**Direction**
Give back a single number, the count of lines containing the word "provides".

**Given records**
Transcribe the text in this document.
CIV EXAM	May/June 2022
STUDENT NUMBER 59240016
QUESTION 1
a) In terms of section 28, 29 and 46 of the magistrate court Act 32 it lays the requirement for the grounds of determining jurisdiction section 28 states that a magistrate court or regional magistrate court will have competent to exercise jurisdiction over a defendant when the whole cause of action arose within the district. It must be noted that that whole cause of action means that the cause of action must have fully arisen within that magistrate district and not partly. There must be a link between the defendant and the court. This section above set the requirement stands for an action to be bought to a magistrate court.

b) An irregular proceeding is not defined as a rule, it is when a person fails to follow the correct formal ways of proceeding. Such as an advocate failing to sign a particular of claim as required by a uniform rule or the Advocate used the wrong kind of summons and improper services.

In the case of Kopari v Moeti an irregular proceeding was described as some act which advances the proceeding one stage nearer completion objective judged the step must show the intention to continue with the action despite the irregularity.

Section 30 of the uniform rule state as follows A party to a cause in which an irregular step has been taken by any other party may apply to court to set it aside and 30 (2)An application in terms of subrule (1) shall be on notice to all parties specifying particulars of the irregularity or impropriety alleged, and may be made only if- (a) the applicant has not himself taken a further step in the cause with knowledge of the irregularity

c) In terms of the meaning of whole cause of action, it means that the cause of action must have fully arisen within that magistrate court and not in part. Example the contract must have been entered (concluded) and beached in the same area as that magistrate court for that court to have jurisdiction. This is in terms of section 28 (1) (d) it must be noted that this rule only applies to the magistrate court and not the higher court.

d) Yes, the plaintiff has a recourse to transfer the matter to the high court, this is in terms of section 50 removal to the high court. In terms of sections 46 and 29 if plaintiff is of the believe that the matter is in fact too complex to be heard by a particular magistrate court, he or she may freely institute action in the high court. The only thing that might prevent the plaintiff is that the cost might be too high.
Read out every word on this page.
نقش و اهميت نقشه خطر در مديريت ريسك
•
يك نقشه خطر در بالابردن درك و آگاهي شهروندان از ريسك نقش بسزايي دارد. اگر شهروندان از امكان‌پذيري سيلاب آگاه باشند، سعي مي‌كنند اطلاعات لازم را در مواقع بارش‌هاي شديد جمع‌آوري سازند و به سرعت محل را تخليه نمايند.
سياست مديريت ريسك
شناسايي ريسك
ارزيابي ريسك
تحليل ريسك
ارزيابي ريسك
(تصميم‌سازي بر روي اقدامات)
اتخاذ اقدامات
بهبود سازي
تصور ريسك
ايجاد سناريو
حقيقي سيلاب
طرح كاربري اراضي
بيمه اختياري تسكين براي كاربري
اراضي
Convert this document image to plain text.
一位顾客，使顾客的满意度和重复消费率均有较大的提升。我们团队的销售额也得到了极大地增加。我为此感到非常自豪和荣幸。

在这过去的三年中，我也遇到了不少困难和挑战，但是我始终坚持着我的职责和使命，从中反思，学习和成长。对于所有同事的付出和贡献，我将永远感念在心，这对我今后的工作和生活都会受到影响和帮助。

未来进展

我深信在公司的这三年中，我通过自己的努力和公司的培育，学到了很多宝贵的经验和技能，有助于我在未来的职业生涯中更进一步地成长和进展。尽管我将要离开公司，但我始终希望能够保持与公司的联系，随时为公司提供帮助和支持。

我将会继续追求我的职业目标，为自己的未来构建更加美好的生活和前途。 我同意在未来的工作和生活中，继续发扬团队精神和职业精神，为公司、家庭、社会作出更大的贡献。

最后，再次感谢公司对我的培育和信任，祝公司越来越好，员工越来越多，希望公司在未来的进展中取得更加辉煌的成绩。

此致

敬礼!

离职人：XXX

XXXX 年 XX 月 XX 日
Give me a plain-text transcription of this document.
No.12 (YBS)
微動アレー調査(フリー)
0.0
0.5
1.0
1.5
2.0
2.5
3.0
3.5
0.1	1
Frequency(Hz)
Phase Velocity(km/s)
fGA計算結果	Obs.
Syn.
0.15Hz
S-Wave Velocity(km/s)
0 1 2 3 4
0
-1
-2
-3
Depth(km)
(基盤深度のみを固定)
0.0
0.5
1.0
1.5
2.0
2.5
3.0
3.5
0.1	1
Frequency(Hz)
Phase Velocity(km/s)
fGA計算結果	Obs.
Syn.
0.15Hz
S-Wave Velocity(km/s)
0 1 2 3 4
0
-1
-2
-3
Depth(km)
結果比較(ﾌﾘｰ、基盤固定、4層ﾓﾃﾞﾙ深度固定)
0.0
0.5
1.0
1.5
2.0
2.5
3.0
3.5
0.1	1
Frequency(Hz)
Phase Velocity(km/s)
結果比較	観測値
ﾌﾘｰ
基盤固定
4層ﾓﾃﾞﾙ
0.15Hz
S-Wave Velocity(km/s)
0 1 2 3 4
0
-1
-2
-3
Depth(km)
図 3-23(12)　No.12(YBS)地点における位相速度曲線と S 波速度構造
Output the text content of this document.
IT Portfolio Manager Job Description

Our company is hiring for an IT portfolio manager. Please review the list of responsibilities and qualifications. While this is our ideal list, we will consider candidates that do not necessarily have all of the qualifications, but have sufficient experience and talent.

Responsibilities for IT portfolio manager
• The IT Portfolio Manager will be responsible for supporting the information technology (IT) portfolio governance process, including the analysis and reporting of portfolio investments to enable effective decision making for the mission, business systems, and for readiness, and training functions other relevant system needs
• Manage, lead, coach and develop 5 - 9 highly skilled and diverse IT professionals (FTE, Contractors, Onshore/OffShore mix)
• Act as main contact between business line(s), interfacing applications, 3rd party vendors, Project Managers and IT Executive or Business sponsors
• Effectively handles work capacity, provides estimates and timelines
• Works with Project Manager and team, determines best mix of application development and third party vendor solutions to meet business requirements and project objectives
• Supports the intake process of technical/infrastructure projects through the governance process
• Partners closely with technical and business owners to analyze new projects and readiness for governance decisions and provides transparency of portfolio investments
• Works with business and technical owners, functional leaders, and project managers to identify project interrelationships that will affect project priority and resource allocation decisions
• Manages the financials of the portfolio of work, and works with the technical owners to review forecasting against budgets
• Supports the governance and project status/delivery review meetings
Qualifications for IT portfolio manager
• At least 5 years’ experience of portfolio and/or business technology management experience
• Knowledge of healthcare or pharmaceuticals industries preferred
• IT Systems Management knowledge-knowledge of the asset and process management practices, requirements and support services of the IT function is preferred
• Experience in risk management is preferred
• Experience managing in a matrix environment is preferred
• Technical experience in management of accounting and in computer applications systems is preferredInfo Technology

**Expected output**
2